Give the material once more, word for word, without any images.

* Begin Rows *

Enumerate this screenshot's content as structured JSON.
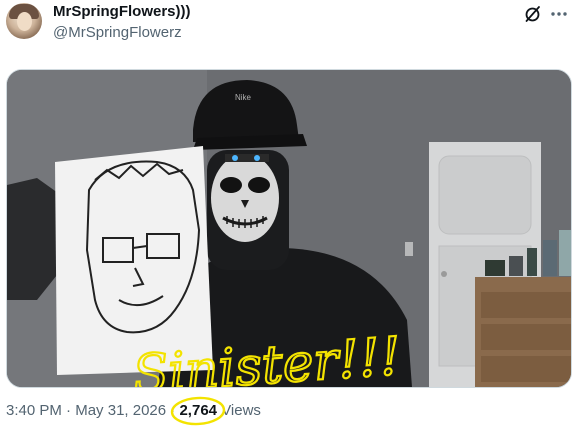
{
  "post": {
    "author_name": "MrSpringFlowers)))",
    "author_handle": "@MrSpringFlowerz",
    "grok_icon": "grok-slash-circle-icon",
    "more_icon": "more-dots-icon",
    "time": "3:40 PM",
    "separator": "·",
    "date": "May 31, 2026",
    "views_count": "2,764",
    "views_label": "Views"
  },
  "media": {
    "cap_logo": "Nike",
    "overlay_text": "Sinister!!!",
    "annotation_color": "#f3e300"
  }
}
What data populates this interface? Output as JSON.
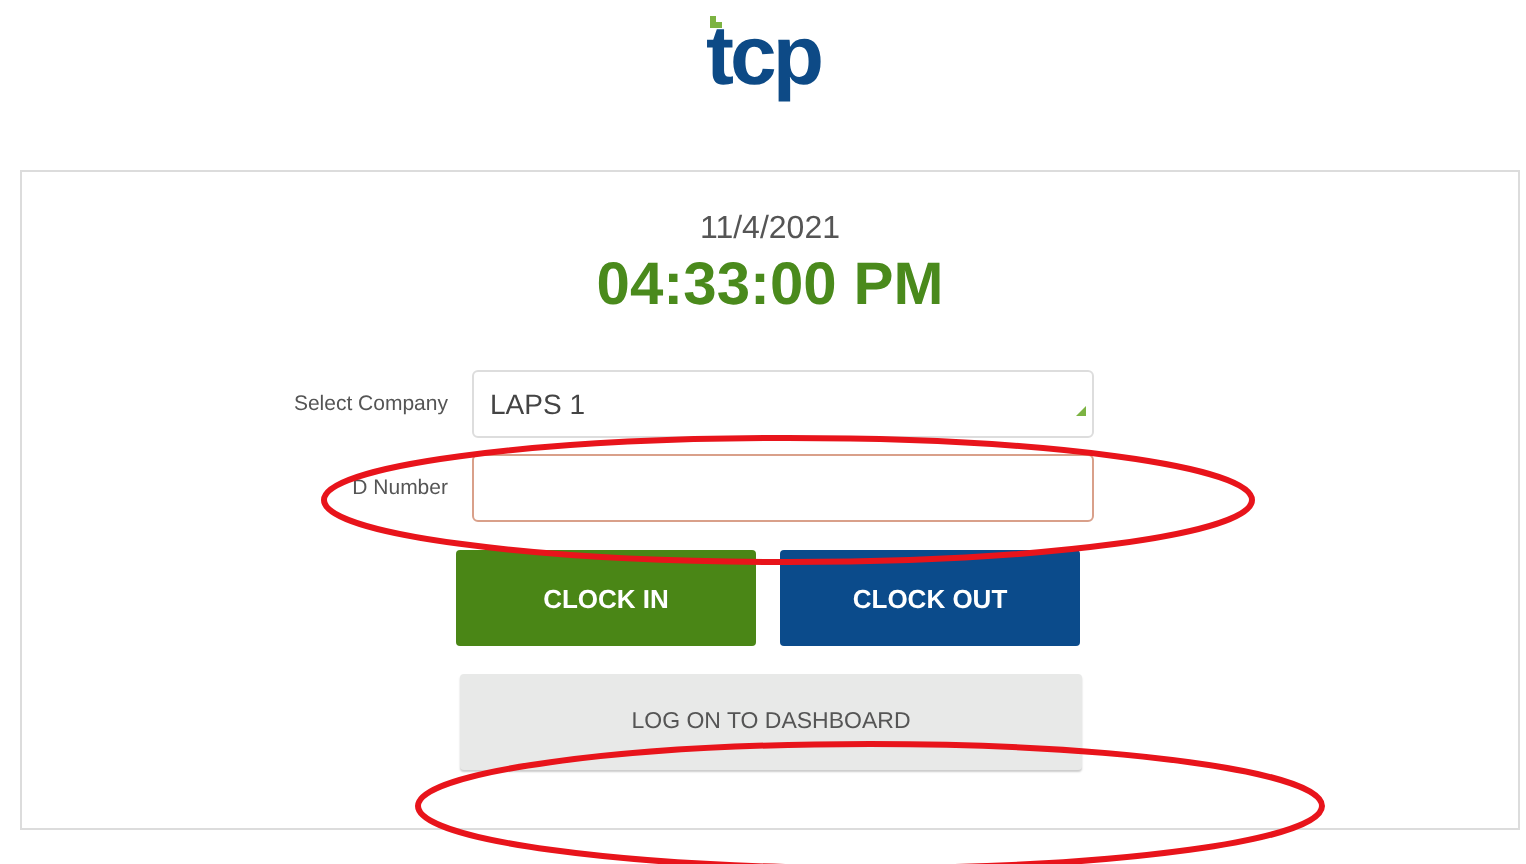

* End Rows *

§ **Task answer**
Enumerate this screenshot's content as structured JSON.
{
  "post": {
    "author_name": "MrSpringFlowers)))",
    "author_handle": "@MrSpringFlowerz",
    "grok_icon": "grok-slash-circle-icon",
    "more_icon": "more-dots-icon",
    "time": "3:40 PM",
    "separator": "·",
    "date": "May 31, 2026",
    "views_count": "2,764",
    "views_label": "Views"
  },
  "media": {
    "cap_logo": "Nike",
    "overlay_text": "Sinister!!!",
    "annotation_color": "#f3e300"
  }
}
What data populates this interface? Output as JSON.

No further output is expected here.